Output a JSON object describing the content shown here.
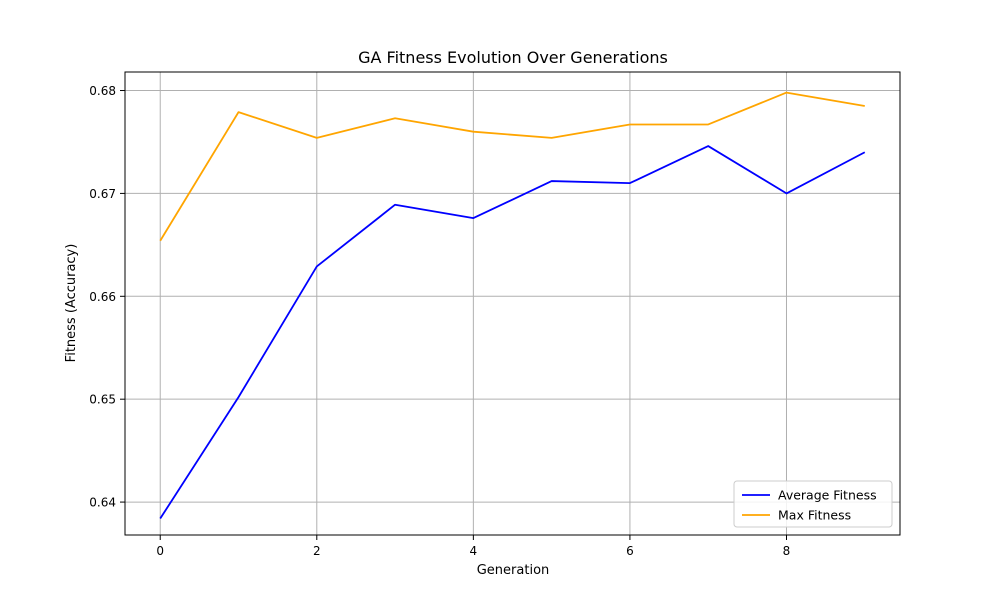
{
  "chart_data": {
    "type": "line",
    "title": "GA Fitness Evolution Over Generations",
    "xlabel": "Generation",
    "ylabel": "Fitness (Accuracy)",
    "x": [
      0,
      1,
      2,
      3,
      4,
      5,
      6,
      7,
      8,
      9
    ],
    "xlim": [
      -0.45,
      9.45
    ],
    "ylim": [
      0.6368,
      0.6818
    ],
    "xticks": [
      0,
      2,
      4,
      6,
      8
    ],
    "yticks": [
      0.64,
      0.65,
      0.66,
      0.67,
      0.68
    ],
    "xtick_labels": [
      "0",
      "2",
      "4",
      "6",
      "8"
    ],
    "ytick_labels": [
      "0.64",
      "0.65",
      "0.66",
      "0.67",
      "0.68"
    ],
    "grid": true,
    "legend_position": "lower-right",
    "series": [
      {
        "name": "Average Fitness",
        "color": "#0000ff",
        "values": [
          0.6384,
          0.6502,
          0.6629,
          0.6689,
          0.6676,
          0.6712,
          0.671,
          0.6746,
          0.67,
          0.674
        ]
      },
      {
        "name": "Max Fitness",
        "color": "#ffa500",
        "values": [
          0.6654,
          0.6779,
          0.6754,
          0.6773,
          0.676,
          0.6754,
          0.6767,
          0.6767,
          0.6798,
          0.6785
        ]
      }
    ]
  }
}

- EXERCISE DESCRIPTION: The records above should be reproduced exactly, with no pictures included.

- CORRECT OUTPUT:
Output a JSON object describing the content shown here.
{
  "chart_data": {
    "type": "line",
    "title": "GA Fitness Evolution Over Generations",
    "xlabel": "Generation",
    "ylabel": "Fitness (Accuracy)",
    "x": [
      0,
      1,
      2,
      3,
      4,
      5,
      6,
      7,
      8,
      9
    ],
    "xlim": [
      -0.45,
      9.45
    ],
    "ylim": [
      0.6368,
      0.6818
    ],
    "xticks": [
      0,
      2,
      4,
      6,
      8
    ],
    "yticks": [
      0.64,
      0.65,
      0.66,
      0.67,
      0.68
    ],
    "xtick_labels": [
      "0",
      "2",
      "4",
      "6",
      "8"
    ],
    "ytick_labels": [
      "0.64",
      "0.65",
      "0.66",
      "0.67",
      "0.68"
    ],
    "grid": true,
    "legend_position": "lower-right",
    "series": [
      {
        "name": "Average Fitness",
        "color": "#0000ff",
        "values": [
          0.6384,
          0.6502,
          0.6629,
          0.6689,
          0.6676,
          0.6712,
          0.671,
          0.6746,
          0.67,
          0.674
        ]
      },
      {
        "name": "Max Fitness",
        "color": "#ffa500",
        "values": [
          0.6654,
          0.6779,
          0.6754,
          0.6773,
          0.676,
          0.6754,
          0.6767,
          0.6767,
          0.6798,
          0.6785
        ]
      }
    ]
  }
}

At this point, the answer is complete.